_INPUT_

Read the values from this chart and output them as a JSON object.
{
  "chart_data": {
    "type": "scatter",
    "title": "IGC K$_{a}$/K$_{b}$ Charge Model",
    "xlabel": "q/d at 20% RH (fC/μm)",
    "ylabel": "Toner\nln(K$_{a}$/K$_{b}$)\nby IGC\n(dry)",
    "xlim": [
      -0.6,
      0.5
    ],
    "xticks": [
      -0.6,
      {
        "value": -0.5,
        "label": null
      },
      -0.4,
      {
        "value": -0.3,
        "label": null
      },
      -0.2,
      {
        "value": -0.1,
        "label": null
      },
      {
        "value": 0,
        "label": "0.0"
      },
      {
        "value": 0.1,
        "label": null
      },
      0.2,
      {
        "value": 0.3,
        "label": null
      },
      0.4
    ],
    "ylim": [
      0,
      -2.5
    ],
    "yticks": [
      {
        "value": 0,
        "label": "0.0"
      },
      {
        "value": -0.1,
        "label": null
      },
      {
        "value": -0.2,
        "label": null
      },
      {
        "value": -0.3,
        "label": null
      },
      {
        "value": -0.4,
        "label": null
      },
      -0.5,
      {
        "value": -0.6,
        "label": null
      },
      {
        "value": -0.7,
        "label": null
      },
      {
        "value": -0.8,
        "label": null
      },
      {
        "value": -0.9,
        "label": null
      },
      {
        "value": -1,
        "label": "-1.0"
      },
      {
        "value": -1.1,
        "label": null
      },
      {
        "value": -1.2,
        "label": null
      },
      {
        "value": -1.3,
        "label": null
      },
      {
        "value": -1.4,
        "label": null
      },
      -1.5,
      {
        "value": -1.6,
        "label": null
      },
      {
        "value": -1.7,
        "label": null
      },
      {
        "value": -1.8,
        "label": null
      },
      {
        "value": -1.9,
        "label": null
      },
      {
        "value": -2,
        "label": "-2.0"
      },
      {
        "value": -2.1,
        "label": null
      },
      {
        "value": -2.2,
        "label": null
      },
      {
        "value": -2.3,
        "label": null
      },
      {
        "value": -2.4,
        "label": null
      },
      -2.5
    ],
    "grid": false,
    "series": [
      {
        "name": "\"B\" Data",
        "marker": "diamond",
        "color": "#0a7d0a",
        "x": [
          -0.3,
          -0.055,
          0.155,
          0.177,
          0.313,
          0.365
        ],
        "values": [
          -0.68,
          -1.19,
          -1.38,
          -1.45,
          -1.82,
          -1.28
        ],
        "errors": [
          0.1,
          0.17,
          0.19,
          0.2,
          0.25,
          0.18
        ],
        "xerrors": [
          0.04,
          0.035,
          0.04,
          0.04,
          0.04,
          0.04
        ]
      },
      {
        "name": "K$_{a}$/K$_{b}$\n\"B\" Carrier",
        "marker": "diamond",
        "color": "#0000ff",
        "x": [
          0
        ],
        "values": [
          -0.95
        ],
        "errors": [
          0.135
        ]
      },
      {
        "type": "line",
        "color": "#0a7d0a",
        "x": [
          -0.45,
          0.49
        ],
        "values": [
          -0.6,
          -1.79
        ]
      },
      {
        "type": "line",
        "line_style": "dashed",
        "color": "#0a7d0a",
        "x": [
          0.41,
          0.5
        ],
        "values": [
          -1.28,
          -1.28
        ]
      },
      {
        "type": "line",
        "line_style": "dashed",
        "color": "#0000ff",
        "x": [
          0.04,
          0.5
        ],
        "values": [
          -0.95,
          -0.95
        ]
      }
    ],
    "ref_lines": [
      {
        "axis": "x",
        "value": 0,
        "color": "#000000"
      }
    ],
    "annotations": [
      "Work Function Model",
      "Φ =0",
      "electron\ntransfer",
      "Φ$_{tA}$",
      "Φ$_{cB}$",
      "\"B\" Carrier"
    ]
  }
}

_EXERCISE REQUIREMENTS_
Repeat the material word for word, in full.

_IN RESPONSE_
Read the values from this chart and output them as a JSON object.
{
  "chart_data": {
    "type": "scatter",
    "title": "IGC K$_{a}$/K$_{b}$ Charge Model",
    "xlabel": "q/d at 20% RH (fC/μm)",
    "ylabel": "Toner\nln(K$_{a}$/K$_{b}$)\nby IGC\n(dry)",
    "xlim": [
      -0.6,
      0.5
    ],
    "xticks": [
      -0.6,
      {
        "value": -0.5,
        "label": null
      },
      -0.4,
      {
        "value": -0.3,
        "label": null
      },
      -0.2,
      {
        "value": -0.1,
        "label": null
      },
      {
        "value": 0,
        "label": "0.0"
      },
      {
        "value": 0.1,
        "label": null
      },
      0.2,
      {
        "value": 0.3,
        "label": null
      },
      0.4
    ],
    "ylim": [
      0,
      -2.5
    ],
    "yticks": [
      {
        "value": 0,
        "label": "0.0"
      },
      {
        "value": -0.1,
        "label": null
      },
      {
        "value": -0.2,
        "label": null
      },
      {
        "value": -0.3,
        "label": null
      },
      {
        "value": -0.4,
        "label": null
      },
      -0.5,
      {
        "value": -0.6,
        "label": null
      },
      {
        "value": -0.7,
        "label": null
      },
      {
        "value": -0.8,
        "label": null
      },
      {
        "value": -0.9,
        "label": null
      },
      {
        "value": -1,
        "label": "-1.0"
      },
      {
        "value": -1.1,
        "label": null
      },
      {
        "value": -1.2,
        "label": null
      },
      {
        "value": -1.3,
        "label": null
      },
      {
        "value": -1.4,
        "label": null
      },
      -1.5,
      {
        "value": -1.6,
        "label": null
      },
      {
        "value": -1.7,
        "label": null
      },
      {
        "value": -1.8,
        "label": null
      },
      {
        "value": -1.9,
        "label": null
      },
      {
        "value": -2,
        "label": "-2.0"
      },
      {
        "value": -2.1,
        "label": null
      },
      {
        "value": -2.2,
        "label": null
      },
      {
        "value": -2.3,
        "label": null
      },
      {
        "value": -2.4,
        "label": null
      },
      -2.5
    ],
    "grid": false,
    "series": [
      {
        "name": "\"B\" Data",
        "marker": "diamond",
        "color": "#0a7d0a",
        "x": [
          -0.3,
          -0.055,
          0.155,
          0.177,
          0.313,
          0.365
        ],
        "values": [
          -0.68,
          -1.19,
          -1.38,
          -1.45,
          -1.82,
          -1.28
        ],
        "errors": [
          0.1,
          0.17,
          0.19,
          0.2,
          0.25,
          0.18
        ],
        "xerrors": [
          0.04,
          0.035,
          0.04,
          0.04,
          0.04,
          0.04
        ]
      },
      {
        "name": "K$_{a}$/K$_{b}$\n\"B\" Carrier",
        "marker": "diamond",
        "color": "#0000ff",
        "x": [
          0
        ],
        "values": [
          -0.95
        ],
        "errors": [
          0.135
        ]
      },
      {
        "type": "line",
        "color": "#0a7d0a",
        "x": [
          -0.45,
          0.49
        ],
        "values": [
          -0.6,
          -1.79
        ]
      },
      {
        "type": "line",
        "line_style": "dashed",
        "color": "#0a7d0a",
        "x": [
          0.41,
          0.5
        ],
        "values": [
          -1.28,
          -1.28
        ]
      },
      {
        "type": "line",
        "line_style": "dashed",
        "color": "#0000ff",
        "x": [
          0.04,
          0.5
        ],
        "values": [
          -0.95,
          -0.95
        ]
      }
    ],
    "ref_lines": [
      {
        "axis": "x",
        "value": 0,
        "color": "#000000"
      }
    ],
    "annotations": [
      "Work Function Model",
      "Φ =0",
      "electron\ntransfer",
      "Φ$_{tA}$",
      "Φ$_{cB}$",
      "\"B\" Carrier"
    ]
  }
}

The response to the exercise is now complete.